▶ What is expected
Gather up the lines with the word "sobie" in them.

(Stored records)
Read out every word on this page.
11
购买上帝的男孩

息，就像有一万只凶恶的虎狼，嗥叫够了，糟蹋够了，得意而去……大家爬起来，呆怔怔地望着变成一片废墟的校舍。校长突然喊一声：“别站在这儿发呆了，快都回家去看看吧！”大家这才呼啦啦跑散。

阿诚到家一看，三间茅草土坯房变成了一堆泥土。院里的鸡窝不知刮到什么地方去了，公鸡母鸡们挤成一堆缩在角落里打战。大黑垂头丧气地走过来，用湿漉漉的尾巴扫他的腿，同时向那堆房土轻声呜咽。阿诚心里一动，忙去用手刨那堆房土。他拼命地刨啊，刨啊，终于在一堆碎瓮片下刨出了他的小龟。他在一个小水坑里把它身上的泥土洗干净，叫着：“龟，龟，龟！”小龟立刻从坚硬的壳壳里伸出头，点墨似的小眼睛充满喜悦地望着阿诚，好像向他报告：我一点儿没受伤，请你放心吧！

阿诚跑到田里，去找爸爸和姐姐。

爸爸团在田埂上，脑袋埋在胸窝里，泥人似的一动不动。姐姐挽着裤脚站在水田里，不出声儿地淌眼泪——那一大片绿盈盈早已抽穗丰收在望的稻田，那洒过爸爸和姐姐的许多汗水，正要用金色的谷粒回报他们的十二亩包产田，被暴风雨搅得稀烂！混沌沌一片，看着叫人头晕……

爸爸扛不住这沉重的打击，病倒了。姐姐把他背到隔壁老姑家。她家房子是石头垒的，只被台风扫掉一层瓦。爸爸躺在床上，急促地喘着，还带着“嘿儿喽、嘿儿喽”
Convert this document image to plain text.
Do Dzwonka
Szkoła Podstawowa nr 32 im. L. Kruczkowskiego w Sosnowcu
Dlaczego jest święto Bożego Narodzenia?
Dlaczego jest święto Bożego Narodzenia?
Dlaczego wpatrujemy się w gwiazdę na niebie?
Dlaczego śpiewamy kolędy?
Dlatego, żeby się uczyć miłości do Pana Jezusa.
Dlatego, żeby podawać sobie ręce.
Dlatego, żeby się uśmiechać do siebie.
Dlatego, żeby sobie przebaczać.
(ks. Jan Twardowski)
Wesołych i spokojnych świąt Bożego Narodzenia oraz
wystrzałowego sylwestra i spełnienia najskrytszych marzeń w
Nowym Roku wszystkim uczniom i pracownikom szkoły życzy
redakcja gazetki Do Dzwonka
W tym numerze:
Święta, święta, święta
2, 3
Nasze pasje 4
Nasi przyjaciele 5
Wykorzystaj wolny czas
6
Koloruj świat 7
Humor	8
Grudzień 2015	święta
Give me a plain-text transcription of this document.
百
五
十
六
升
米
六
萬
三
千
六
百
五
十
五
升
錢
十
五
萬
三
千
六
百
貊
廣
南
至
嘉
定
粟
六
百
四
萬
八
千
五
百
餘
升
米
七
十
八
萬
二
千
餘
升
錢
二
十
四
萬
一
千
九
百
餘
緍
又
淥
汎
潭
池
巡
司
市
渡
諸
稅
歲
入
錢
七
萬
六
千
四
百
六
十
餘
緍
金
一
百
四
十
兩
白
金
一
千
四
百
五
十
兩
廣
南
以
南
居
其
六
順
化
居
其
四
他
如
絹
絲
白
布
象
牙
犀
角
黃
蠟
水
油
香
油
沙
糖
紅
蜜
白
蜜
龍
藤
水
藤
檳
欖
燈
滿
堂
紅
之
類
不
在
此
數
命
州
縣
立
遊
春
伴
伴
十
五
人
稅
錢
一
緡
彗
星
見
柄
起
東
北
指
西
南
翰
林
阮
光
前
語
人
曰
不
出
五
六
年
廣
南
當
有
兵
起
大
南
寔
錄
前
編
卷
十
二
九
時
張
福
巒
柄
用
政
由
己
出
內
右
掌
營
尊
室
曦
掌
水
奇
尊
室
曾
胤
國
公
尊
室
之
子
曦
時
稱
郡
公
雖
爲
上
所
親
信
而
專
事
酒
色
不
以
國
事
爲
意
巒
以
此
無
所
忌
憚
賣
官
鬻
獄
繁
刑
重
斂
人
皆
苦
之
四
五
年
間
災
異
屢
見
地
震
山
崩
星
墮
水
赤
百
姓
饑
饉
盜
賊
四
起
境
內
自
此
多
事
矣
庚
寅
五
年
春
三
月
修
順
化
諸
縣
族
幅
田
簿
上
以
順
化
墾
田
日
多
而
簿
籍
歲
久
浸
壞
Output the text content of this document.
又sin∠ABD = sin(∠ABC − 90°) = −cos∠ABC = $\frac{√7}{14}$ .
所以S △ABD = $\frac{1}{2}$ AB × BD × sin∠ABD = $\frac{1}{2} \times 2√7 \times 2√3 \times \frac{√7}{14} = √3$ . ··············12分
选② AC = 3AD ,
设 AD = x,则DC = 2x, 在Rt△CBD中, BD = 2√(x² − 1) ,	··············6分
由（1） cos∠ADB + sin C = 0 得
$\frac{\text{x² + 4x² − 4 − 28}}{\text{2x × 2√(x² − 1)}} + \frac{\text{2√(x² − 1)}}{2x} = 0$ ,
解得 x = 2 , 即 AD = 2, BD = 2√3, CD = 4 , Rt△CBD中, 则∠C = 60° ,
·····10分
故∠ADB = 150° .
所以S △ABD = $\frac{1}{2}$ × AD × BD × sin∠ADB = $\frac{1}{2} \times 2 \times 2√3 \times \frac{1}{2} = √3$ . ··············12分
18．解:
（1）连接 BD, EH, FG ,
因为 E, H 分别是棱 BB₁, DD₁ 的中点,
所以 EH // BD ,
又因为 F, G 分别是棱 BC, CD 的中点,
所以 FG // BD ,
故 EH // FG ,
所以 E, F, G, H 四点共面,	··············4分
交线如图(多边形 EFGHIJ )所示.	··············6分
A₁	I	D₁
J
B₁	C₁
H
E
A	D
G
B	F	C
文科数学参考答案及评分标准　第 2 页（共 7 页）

▶ Full response
Dlatego, żeby podawać sobie ręce.
Dlatego, żeby sobie przebaczać.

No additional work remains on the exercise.